— Start of Provided data —

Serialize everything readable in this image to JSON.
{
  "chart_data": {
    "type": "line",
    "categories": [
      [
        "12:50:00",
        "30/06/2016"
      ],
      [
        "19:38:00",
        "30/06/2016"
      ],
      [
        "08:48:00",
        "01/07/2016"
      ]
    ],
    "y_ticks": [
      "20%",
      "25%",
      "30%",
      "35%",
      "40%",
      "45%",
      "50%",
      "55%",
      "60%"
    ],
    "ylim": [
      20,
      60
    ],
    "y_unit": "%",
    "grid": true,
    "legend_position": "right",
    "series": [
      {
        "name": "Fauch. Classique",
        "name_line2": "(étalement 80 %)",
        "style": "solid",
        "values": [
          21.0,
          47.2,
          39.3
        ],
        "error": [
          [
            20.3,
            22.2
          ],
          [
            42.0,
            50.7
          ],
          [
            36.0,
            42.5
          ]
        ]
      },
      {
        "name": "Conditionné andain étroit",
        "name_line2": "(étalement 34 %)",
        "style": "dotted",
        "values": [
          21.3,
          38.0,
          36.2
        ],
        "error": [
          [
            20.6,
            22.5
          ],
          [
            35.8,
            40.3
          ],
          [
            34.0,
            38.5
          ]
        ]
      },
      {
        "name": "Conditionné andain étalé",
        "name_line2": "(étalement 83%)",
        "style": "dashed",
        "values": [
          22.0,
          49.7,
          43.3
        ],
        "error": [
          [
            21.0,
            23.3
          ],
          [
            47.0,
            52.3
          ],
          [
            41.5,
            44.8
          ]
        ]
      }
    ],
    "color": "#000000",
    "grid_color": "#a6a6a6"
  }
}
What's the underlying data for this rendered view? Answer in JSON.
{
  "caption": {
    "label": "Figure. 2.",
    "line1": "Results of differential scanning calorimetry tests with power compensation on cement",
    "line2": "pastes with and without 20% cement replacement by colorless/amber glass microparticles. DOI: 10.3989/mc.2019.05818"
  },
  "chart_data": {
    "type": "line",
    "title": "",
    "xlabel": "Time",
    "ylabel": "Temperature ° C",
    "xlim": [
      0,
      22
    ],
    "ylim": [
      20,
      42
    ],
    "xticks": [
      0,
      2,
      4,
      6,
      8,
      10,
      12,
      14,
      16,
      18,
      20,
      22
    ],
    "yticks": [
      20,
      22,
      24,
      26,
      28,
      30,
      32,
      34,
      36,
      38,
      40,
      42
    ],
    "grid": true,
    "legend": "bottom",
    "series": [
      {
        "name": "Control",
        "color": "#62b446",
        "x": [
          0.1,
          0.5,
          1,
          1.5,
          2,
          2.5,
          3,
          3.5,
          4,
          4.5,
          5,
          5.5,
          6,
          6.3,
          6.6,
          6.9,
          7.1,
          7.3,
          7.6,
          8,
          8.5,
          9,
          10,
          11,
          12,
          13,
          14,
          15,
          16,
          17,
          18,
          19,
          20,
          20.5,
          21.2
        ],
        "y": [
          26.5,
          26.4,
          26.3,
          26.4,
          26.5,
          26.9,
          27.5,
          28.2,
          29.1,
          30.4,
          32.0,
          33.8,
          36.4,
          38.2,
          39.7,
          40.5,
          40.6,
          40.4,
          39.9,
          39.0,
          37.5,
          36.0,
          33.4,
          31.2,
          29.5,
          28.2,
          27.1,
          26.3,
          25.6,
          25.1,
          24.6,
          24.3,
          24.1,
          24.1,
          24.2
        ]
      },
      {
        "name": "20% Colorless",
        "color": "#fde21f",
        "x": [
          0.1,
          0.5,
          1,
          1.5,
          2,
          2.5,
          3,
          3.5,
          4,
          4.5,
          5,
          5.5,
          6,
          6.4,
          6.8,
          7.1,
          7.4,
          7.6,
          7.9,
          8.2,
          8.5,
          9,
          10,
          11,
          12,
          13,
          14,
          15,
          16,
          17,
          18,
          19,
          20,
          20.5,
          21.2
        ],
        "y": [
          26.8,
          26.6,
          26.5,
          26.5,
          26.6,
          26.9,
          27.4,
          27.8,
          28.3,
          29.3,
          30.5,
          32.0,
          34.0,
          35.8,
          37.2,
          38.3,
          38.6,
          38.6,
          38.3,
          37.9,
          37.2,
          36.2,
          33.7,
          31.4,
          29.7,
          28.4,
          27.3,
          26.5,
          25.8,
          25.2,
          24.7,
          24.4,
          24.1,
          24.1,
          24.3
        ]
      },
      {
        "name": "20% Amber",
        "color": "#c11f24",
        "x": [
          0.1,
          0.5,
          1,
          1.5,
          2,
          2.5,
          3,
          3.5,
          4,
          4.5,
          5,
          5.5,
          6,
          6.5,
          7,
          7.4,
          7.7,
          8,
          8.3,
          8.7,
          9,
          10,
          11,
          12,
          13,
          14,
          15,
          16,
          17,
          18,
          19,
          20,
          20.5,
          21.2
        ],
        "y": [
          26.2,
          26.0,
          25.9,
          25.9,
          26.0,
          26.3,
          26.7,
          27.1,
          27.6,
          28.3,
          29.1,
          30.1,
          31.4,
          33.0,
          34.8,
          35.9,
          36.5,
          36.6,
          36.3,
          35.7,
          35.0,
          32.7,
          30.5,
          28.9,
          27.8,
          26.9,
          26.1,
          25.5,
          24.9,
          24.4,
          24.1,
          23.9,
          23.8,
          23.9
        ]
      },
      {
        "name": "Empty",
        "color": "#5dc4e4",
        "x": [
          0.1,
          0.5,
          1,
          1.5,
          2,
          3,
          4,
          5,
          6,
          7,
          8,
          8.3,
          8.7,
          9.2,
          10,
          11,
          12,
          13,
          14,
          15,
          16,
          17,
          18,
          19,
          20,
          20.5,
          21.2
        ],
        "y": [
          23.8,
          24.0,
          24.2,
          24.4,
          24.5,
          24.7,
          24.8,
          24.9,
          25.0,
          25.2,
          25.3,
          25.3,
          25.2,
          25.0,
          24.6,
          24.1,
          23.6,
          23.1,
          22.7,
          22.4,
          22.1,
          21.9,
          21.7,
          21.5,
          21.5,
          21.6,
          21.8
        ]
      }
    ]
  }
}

— End of Provided data —

Pick out all lines from the data above in which the word "cement" appears.

    "line1": "Results of differential scanning calorimetry tests with power compensation on cement",
    "line2": "pastes with and without 20% cement replacement by colorless/amber glass microparticles. DOI: 10.3989/mc.2019.05818"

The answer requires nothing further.